- _INFORMATION GIVEN_
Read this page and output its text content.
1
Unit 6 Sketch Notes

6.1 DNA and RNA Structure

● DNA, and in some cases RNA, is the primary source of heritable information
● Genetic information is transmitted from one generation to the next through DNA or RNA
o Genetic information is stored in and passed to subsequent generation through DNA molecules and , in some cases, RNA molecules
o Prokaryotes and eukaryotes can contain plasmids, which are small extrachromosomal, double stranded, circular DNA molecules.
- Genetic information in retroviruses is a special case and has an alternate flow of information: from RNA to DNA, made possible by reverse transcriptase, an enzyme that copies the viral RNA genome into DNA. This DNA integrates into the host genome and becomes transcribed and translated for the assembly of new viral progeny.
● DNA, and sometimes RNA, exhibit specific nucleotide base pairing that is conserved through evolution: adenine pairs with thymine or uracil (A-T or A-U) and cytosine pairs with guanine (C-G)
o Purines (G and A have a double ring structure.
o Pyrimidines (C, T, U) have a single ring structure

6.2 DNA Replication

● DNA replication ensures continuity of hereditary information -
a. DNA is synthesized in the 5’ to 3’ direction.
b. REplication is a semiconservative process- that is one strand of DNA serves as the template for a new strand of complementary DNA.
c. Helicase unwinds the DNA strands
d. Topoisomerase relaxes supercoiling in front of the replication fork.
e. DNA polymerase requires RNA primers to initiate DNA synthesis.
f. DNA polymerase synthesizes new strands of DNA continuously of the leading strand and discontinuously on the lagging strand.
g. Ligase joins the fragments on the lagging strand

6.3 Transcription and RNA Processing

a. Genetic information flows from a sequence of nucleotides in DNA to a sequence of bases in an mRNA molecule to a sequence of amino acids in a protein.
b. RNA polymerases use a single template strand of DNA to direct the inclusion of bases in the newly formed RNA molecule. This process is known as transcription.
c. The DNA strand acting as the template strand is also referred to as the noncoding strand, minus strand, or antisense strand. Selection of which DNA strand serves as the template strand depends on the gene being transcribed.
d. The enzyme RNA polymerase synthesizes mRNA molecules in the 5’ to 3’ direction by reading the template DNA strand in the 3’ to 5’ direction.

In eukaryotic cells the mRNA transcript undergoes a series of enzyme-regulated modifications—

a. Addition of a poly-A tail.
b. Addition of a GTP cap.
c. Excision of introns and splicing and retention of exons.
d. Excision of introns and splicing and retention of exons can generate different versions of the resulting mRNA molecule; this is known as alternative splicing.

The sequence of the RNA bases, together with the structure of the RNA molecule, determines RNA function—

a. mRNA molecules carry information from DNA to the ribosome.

- _TASK_
Could every entry be given again exactly, with no line skipped?

- _RESPONSE TO THIS EXERCISE_
Read this page and output its text content.
1
Unit 6 Sketch Notes

6.1 DNA and RNA Structure

● DNA, and in some cases RNA, is the primary source of heritable information
● Genetic information is transmitted from one generation to the next through DNA or RNA
o Genetic information is stored in and passed to subsequent generation through DNA molecules and , in some cases, RNA molecules
o Prokaryotes and eukaryotes can contain plasmids, which are small extrachromosomal, double stranded, circular DNA molecules.
- Genetic information in retroviruses is a special case and has an alternate flow of information: from RNA to DNA, made possible by reverse transcriptase, an enzyme that copies the viral RNA genome into DNA. This DNA integrates into the host genome and becomes transcribed and translated for the assembly of new viral progeny.
● DNA, and sometimes RNA, exhibit specific nucleotide base pairing that is conserved through evolution: adenine pairs with thymine or uracil (A-T or A-U) and cytosine pairs with guanine (C-G)
o Purines (G and A have a double ring structure.
o Pyrimidines (C, T, U) have a single ring structure

6.2 DNA Replication

● DNA replication ensures continuity of hereditary information -
a. DNA is synthesized in the 5’ to 3’ direction.
b. REplication is a semiconservative process- that is one strand of DNA serves as the template for a new strand of complementary DNA.
c. Helicase unwinds the DNA strands
d. Topoisomerase relaxes supercoiling in front of the replication fork.
e. DNA polymerase requires RNA primers to initiate DNA synthesis.
f. DNA polymerase synthesizes new strands of DNA continuously of the leading strand and discontinuously on the lagging strand.
g. Ligase joins the fragments on the lagging strand

6.3 Transcription and RNA Processing

a. Genetic information flows from a sequence of nucleotides in DNA to a sequence of bases in an mRNA molecule to a sequence of amino acids in a protein.
b. RNA polymerases use a single template strand of DNA to direct the inclusion of bases in the newly formed RNA molecule. This process is known as transcription.
c. The DNA strand acting as the template strand is also referred to as the noncoding strand, minus strand, or antisense strand. Selection of which DNA strand serves as the template strand depends on the gene being transcribed.
d. The enzyme RNA polymerase synthesizes mRNA molecules in the 5’ to 3’ direction by reading the template DNA strand in the 3’ to 5’ direction.

In eukaryotic cells the mRNA transcript undergoes a series of enzyme-regulated modifications—

a. Addition of a poly-A tail.
b. Addition of a GTP cap.
c. Excision of introns and splicing and retention of exons.
d. Excision of introns and splicing and retention of exons can generate different versions of the resulting mRNA molecule; this is known as alternative splicing.

The sequence of the RNA bases, together with the structure of the RNA molecule, determines RNA function—

a. mRNA molecules carry information from DNA to the ribosome.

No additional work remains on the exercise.